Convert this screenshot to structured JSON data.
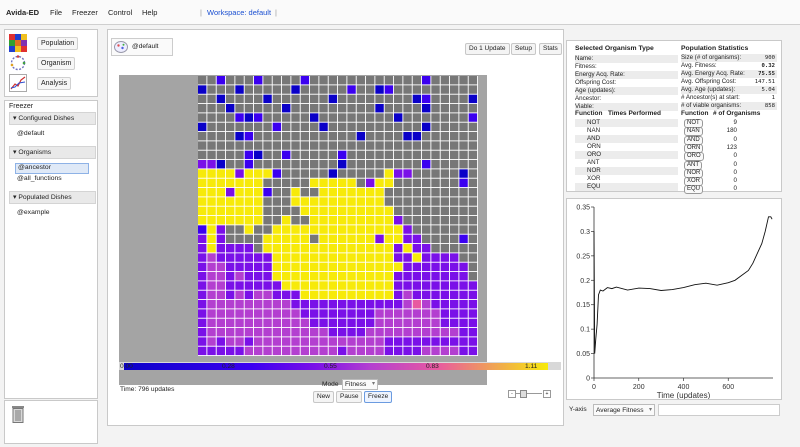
{
  "menubar": {
    "app": "Avida-ED",
    "items": [
      "File",
      "Freezer",
      "Control",
      "Help"
    ],
    "workspace": "Workspace: default"
  },
  "nav": {
    "population": "Population",
    "organism": "Organism",
    "analysis": "Analysis"
  },
  "freezer": {
    "title": "Freezer",
    "configured_header": "Configured Dishes",
    "configured": [
      "@default"
    ],
    "organisms_header": "Organisms",
    "organisms": [
      "@ancestor",
      "@all_functions"
    ],
    "populated_header": "Populated Dishes",
    "populated": [
      "@example"
    ]
  },
  "toolbar": {
    "dish_name": "@default",
    "do1": "Do 1 Update",
    "setup": "Setup",
    "stats": "Stats"
  },
  "scale": {
    "ticks": [
      "0.00",
      "0.28",
      "0.55",
      "0.83",
      "1.11"
    ],
    "time": "Time: 796 updates",
    "mode_label": "Mode",
    "mode_value": "Fitness",
    "new": "New",
    "pause": "Pause",
    "freeze": "Freeze"
  },
  "grid": {
    "rows": 30,
    "cols": 30,
    "colors": [
      "#777777",
      "#0a00c8",
      "#3b00f0",
      "#7a10e8",
      "#b33fd0",
      "#e85aa0",
      "#f7ea0a"
    ],
    "rows_data": [
      "002000200002000000000000200000",
      "100010000010000020012000000000",
      "001000010000001000000001200001",
      "000100000100000000010000100000",
      "000021200000100000000100000002",
      "100000002000010000000000100000",
      "000012000000000001000011000000",
      "000000000000000000000000000000",
      "000002100200000200000000000000",
      "331002000000000100000000200000",
      "666636662000001000006330000010",
      "666666600000666660366000000020",
      "666366620060066666660000000000",
      "666666600066666666660000000000",
      "666666600006666666666000000000",
      "666666600600666666666300000000",
      "263006006666666666666630000000",
      "363000066666066666636633000020",
      "363333066666666666666363300000",
      "343333336666666666666336333300",
      "344333336666666666666633333330",
      "344343336666666666666333333330",
      "344333333666666666666333333333",
      "344343443336666666666343333333",
      "344444444433333333333345433333",
      "344444444443333333344444443333",
      "344444444444333333344444443333",
      "344444444444443333444444444433",
      "343443444444444444443333333333",
      "333334444444444344443333444433"
    ]
  },
  "selected_organism": {
    "title": "Selected Organism Type",
    "fields": [
      "Name:",
      "Fitness:",
      "Energy Acq. Rate:",
      "Offspring Cost:",
      "Age (updates):",
      "Ancestor:",
      "Viable:"
    ],
    "func_col": "Function",
    "times_col": "Times Performed",
    "functions": [
      "NOT",
      "NAN",
      "AND",
      "ORN",
      "ORO",
      "ANT",
      "NOR",
      "XOR",
      "EQU"
    ]
  },
  "population_stats": {
    "title": "Population Statistics",
    "rows": [
      {
        "label": "Size (# of organisms):",
        "value": "900"
      },
      {
        "label": "Avg. Fitness:",
        "value": "0.32"
      },
      {
        "label": "Avg. Energy Acq. Rate:",
        "value": "75.55"
      },
      {
        "label": "Avg. Offspring Cost:",
        "value": "147.51"
      },
      {
        "label": "Avg. Age (updates):",
        "value": "5.04"
      },
      {
        "label": "# Ancestor(s) at start:",
        "value": "1"
      },
      {
        "label": "# of viable organisms:",
        "value": "858"
      }
    ],
    "func_col": "Function",
    "count_col": "# of Organisms",
    "functions": [
      {
        "name": "NOT",
        "count": "9"
      },
      {
        "name": "NAN",
        "count": "180"
      },
      {
        "name": "AND",
        "count": "0"
      },
      {
        "name": "ORN",
        "count": "123"
      },
      {
        "name": "ORO",
        "count": "0"
      },
      {
        "name": "ANT",
        "count": "0"
      },
      {
        "name": "NOR",
        "count": "0"
      },
      {
        "name": "XOR",
        "count": "0"
      },
      {
        "name": "EQU",
        "count": "0"
      }
    ]
  },
  "yaxis": {
    "label": "Y-axis",
    "value": "Average Fitness"
  },
  "chart_data": {
    "type": "line",
    "xlabel": "Time (updates)",
    "ylabel": "",
    "xlim": [
      0,
      800
    ],
    "ylim": [
      0,
      0.35
    ],
    "xticks": [
      "0",
      "200",
      "400",
      "600"
    ],
    "yticks": [
      "0",
      "0.05",
      "0.1",
      "0.15",
      "0.2",
      "0.25",
      "0.3",
      "0.35"
    ],
    "series": [
      {
        "x": [
          0,
          3,
          8,
          14,
          20,
          28,
          40,
          60,
          80,
          100,
          150,
          200,
          250,
          300,
          350,
          400,
          450,
          500,
          550,
          600,
          630,
          660,
          690,
          710,
          730,
          750,
          765,
          780,
          790,
          796
        ],
        "y": [
          0.3,
          0.05,
          0.08,
          0.11,
          0.17,
          0.18,
          0.178,
          0.185,
          0.183,
          0.186,
          0.18,
          0.184,
          0.183,
          0.179,
          0.181,
          0.185,
          0.191,
          0.194,
          0.19,
          0.195,
          0.2,
          0.21,
          0.22,
          0.235,
          0.255,
          0.275,
          0.3,
          0.33,
          0.33,
          0.325
        ]
      }
    ]
  }
}
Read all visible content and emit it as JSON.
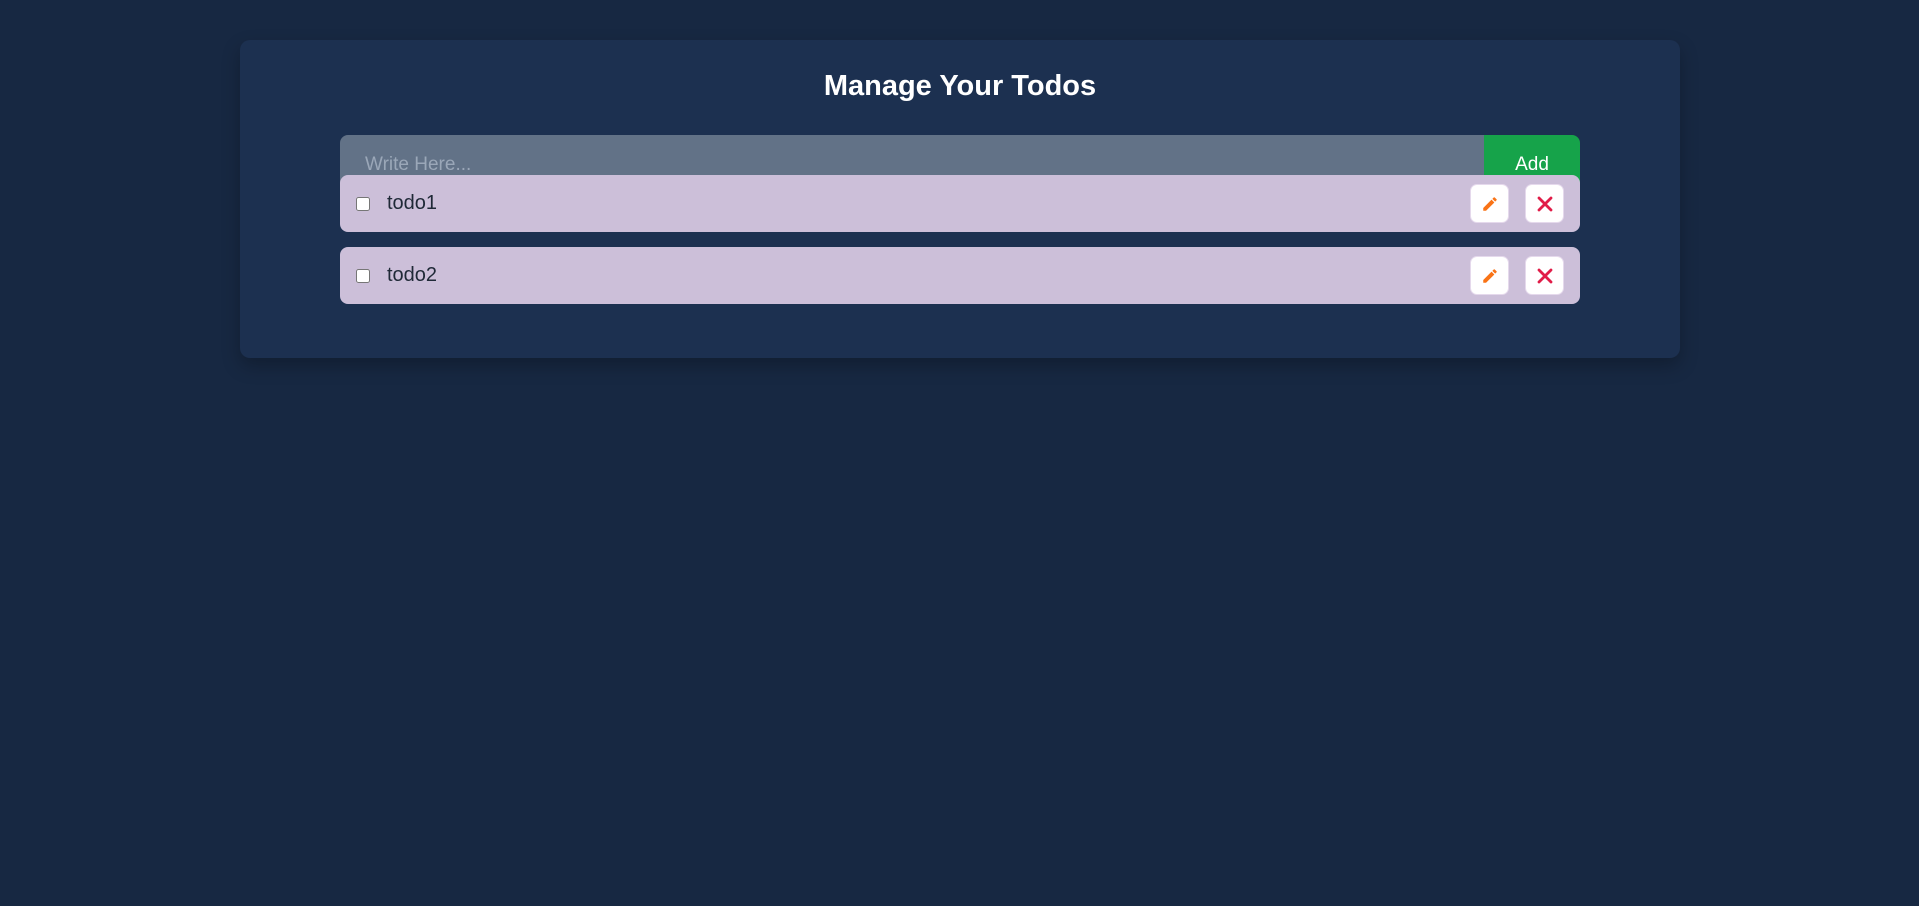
{
  "header": {
    "title": "Manage Your Todos"
  },
  "form": {
    "placeholder": "Write Here...",
    "value": "",
    "add_label": "Add"
  },
  "todos": [
    {
      "text": "todo1",
      "completed": false
    },
    {
      "text": "todo2",
      "completed": false
    }
  ],
  "icons": {
    "edit": "pencil-icon",
    "delete": "close-icon"
  },
  "colors": {
    "background": "#172842",
    "card": "#1c3050",
    "input": "#627287",
    "add_button": "#16a34a",
    "todo_item": "#ccbfd9",
    "edit_icon": "#f97316",
    "delete_icon": "#e11d48"
  }
}
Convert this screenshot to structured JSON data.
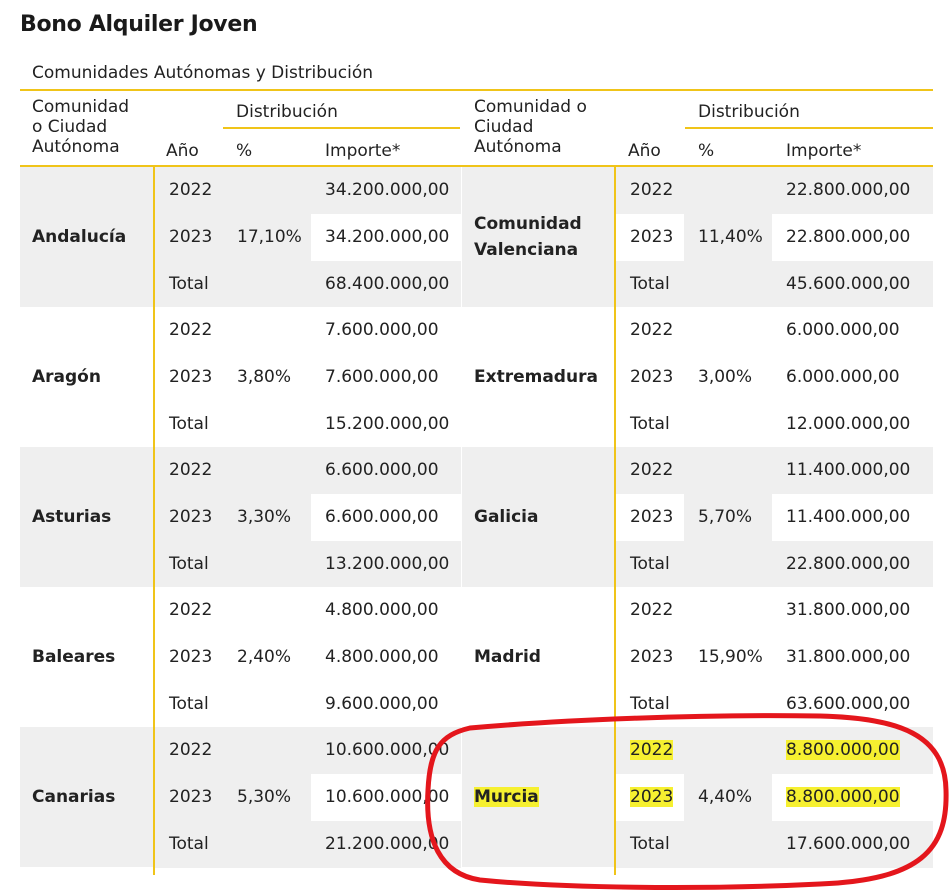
{
  "title": "Bono Alquiler Joven",
  "subtitle": "Comunidades Autónomas y Distribución",
  "headers": {
    "comunidad_l1": "Comunidad",
    "comunidad_l2": "o Ciudad",
    "comunidad_l3": "Autónoma",
    "comunidad_r1": "Comunidad o",
    "comunidad_r2": "Ciudad",
    "comunidad_r3": "Autónoma",
    "distribucion": "Distribución",
    "anio": "Año",
    "pct": "%",
    "importe": "Importe*"
  },
  "rows": [
    {
      "left": {
        "name": "Andalucía",
        "pct": "17,10%",
        "y2022": "34.200.000,00",
        "y2023": "34.200.000,00",
        "total": "68.400.000,00"
      },
      "right": {
        "name_l1": "Comunidad",
        "name_l2": "Valenciana",
        "pct": "11,40%",
        "y2022": "22.800.000,00",
        "y2023": "22.800.000,00",
        "total": "45.600.000,00"
      }
    },
    {
      "left": {
        "name": "Aragón",
        "pct": "3,80%",
        "y2022": "7.600.000,00",
        "y2023": "7.600.000,00",
        "total": "15.200.000,00"
      },
      "right": {
        "name_l1": "Extremadura",
        "name_l2": "",
        "pct": "3,00%",
        "y2022": "6.000.000,00",
        "y2023": "6.000.000,00",
        "total": "12.000.000,00"
      }
    },
    {
      "left": {
        "name": "Asturias",
        "pct": "3,30%",
        "y2022": "6.600.000,00",
        "y2023": "6.600.000,00",
        "total": "13.200.000,00"
      },
      "right": {
        "name_l1": "Galicia",
        "name_l2": "",
        "pct": "5,70%",
        "y2022": "11.400.000,00",
        "y2023": "11.400.000,00",
        "total": "22.800.000,00"
      }
    },
    {
      "left": {
        "name": "Baleares",
        "pct": "2,40%",
        "y2022": "4.800.000,00",
        "y2023": "4.800.000,00",
        "total": "9.600.000,00"
      },
      "right": {
        "name_l1": "Madrid",
        "name_l2": "",
        "pct": "15,90%",
        "y2022": "31.800.000,00",
        "y2023": "31.800.000,00",
        "total": "63.600.000,00"
      }
    },
    {
      "left": {
        "name": "Canarias",
        "pct": "5,30%",
        "y2022": "10.600.000,00",
        "y2023": "10.600.000,00",
        "total": "21.200.000,00"
      },
      "right": {
        "name_l1": "Murcia",
        "name_l2": "",
        "pct": "4,40%",
        "y2022": "8.800.000,00",
        "y2023": "8.800.000,00",
        "total": "17.600.000,00"
      }
    }
  ],
  "labels": {
    "y2022": "2022",
    "y2023": "2023",
    "total": "Total"
  },
  "colors": {
    "accent": "#f0c419",
    "highlight": "#f6f030",
    "annotation": "#e4161c",
    "grey_band": "#efefef"
  }
}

--------------------

> GOAL
Scan the data for the word "Energy" and copy every line where it shows up.

> ANSWER IN FULL
      "Energy Acq. Rate:",
        "label": "Avg. Energy Acq. Rate:",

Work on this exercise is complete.